EXERCISE GOAL:
Below are records; work out how many of their lines hold the string "this" and give that number alone.

------------------------------------

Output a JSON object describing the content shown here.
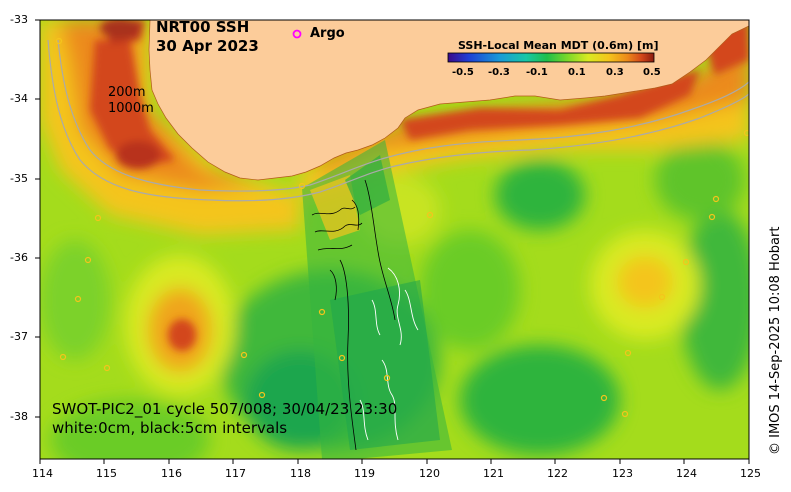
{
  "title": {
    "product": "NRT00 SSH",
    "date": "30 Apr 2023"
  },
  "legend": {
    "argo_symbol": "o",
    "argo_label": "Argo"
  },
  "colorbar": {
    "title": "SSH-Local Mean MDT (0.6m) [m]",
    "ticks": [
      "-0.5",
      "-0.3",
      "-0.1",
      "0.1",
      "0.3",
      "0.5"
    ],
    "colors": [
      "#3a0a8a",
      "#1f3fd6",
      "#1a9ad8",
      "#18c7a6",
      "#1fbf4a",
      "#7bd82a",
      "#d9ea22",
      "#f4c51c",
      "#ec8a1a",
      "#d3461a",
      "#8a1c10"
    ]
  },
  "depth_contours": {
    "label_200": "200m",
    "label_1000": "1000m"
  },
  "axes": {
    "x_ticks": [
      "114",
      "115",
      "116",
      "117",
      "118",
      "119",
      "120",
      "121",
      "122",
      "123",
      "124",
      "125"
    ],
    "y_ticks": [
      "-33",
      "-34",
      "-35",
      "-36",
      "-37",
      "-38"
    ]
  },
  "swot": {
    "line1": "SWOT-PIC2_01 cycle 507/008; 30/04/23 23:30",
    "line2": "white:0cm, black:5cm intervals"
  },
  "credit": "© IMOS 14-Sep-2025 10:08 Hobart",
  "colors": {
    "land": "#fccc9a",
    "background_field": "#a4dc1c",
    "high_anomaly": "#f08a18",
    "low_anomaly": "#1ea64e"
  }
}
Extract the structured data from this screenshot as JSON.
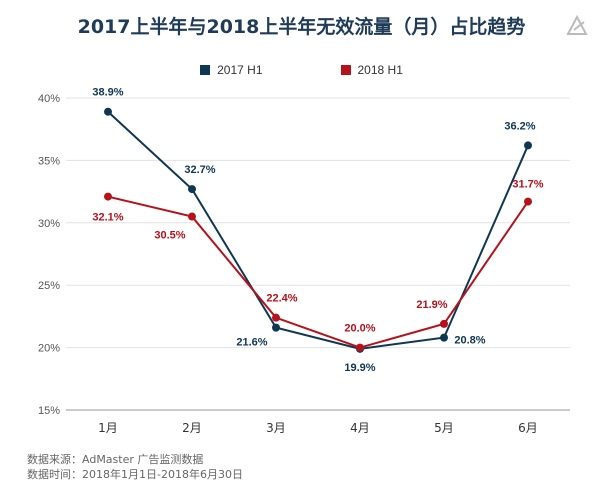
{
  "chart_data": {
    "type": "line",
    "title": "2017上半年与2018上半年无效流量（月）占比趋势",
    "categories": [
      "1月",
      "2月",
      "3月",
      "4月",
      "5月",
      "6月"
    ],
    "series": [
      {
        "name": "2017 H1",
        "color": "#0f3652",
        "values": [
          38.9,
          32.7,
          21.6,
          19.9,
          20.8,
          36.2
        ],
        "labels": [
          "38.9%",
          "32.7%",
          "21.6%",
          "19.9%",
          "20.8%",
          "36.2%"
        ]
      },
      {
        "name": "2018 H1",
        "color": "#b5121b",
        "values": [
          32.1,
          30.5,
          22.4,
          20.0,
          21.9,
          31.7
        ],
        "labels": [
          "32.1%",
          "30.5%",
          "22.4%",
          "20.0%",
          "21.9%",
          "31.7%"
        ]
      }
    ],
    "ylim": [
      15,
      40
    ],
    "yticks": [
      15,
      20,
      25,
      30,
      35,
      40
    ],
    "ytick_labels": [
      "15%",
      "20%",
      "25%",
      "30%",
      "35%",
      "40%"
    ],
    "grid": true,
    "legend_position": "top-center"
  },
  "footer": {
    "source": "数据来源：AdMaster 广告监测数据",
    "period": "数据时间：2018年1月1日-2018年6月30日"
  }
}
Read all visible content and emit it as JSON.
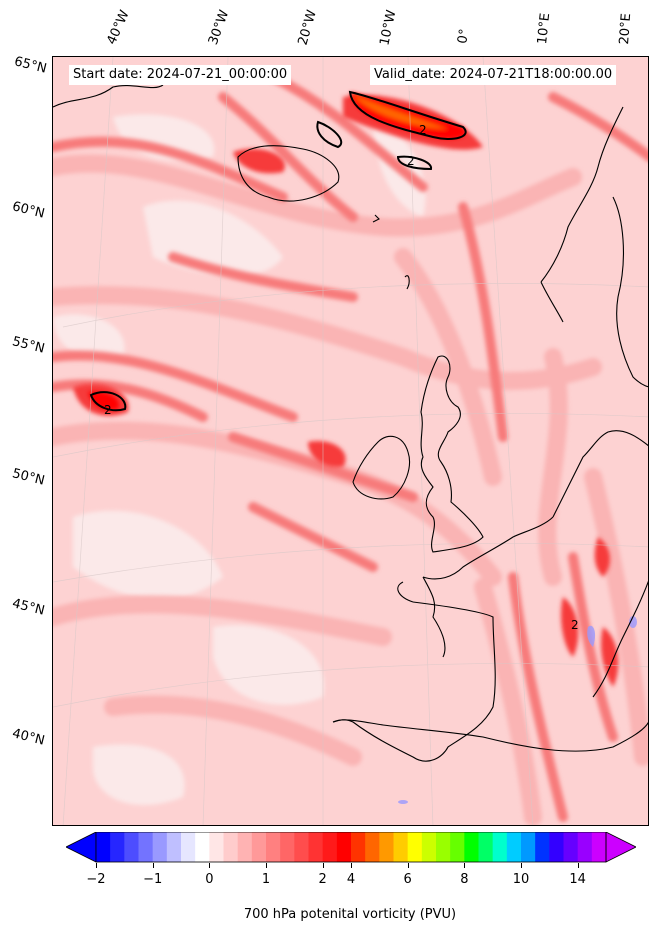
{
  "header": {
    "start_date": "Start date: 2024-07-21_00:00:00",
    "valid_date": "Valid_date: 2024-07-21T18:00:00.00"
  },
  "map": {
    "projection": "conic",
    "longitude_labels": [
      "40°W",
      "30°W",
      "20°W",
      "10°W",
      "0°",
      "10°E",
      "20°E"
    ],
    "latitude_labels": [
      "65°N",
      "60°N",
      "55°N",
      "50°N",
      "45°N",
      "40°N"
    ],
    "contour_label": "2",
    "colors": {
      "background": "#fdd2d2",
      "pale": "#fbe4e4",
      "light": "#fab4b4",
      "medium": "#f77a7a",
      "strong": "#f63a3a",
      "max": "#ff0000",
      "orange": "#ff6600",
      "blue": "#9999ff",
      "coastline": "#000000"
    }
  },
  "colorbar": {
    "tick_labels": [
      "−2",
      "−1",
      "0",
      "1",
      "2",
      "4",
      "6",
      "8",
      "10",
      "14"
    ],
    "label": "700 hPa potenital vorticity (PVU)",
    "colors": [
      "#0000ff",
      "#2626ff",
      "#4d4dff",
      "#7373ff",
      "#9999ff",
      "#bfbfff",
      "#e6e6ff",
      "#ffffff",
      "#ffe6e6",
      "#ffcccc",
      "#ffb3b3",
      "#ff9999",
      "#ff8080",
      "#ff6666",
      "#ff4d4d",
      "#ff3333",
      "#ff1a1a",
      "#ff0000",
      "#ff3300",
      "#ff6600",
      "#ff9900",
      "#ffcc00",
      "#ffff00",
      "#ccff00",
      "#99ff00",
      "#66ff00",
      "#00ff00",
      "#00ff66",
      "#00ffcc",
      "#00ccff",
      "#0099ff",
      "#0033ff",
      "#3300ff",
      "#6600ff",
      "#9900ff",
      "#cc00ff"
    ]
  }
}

------------------------------------

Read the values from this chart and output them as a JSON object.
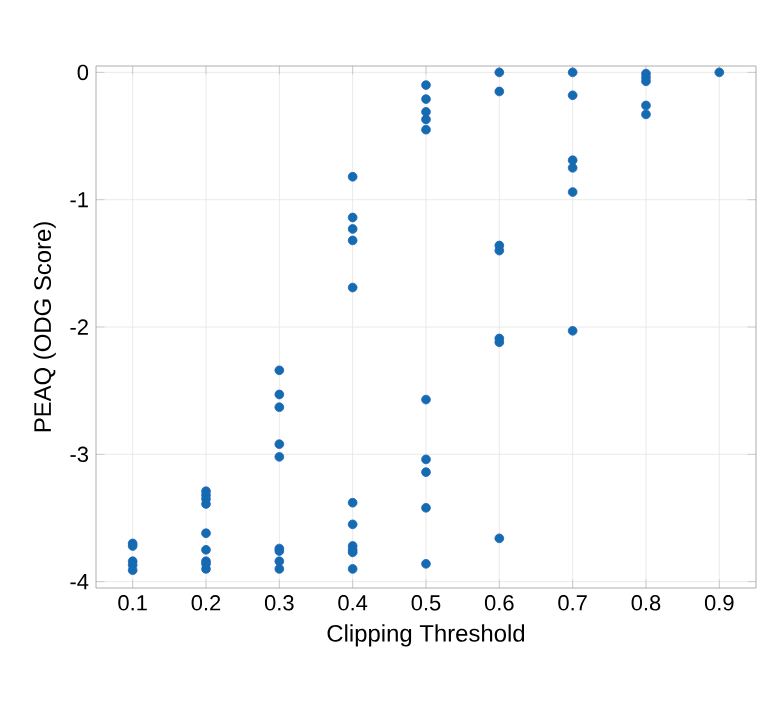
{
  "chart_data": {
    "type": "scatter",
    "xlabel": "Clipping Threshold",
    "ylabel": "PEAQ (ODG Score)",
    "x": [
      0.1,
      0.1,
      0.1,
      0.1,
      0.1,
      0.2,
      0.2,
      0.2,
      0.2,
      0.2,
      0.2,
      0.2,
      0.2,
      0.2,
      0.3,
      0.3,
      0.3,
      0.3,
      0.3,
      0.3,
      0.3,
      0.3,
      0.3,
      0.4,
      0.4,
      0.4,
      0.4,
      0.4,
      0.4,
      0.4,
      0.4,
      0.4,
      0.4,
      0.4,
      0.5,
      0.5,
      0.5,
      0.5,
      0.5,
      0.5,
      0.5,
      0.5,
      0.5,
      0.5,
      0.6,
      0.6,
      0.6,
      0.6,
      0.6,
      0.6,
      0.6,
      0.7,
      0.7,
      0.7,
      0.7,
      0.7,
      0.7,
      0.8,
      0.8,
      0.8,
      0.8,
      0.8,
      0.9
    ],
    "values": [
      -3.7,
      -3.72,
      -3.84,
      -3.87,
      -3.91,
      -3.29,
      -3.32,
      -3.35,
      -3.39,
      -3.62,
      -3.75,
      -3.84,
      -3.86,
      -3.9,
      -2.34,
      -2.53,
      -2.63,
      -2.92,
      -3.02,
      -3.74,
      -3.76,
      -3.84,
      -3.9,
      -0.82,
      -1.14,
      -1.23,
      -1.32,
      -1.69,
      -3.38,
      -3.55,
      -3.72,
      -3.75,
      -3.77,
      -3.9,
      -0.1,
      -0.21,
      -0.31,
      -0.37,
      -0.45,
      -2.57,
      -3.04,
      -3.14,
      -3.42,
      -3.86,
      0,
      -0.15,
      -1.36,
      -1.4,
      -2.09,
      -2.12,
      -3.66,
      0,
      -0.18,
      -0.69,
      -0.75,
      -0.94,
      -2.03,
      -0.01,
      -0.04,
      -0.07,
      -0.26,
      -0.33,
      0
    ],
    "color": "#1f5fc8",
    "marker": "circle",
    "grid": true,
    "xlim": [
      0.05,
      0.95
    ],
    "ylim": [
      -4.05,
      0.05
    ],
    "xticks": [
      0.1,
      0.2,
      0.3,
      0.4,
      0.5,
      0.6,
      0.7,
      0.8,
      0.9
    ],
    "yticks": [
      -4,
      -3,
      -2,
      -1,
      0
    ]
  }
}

------------------------------------

OUTPUT:
2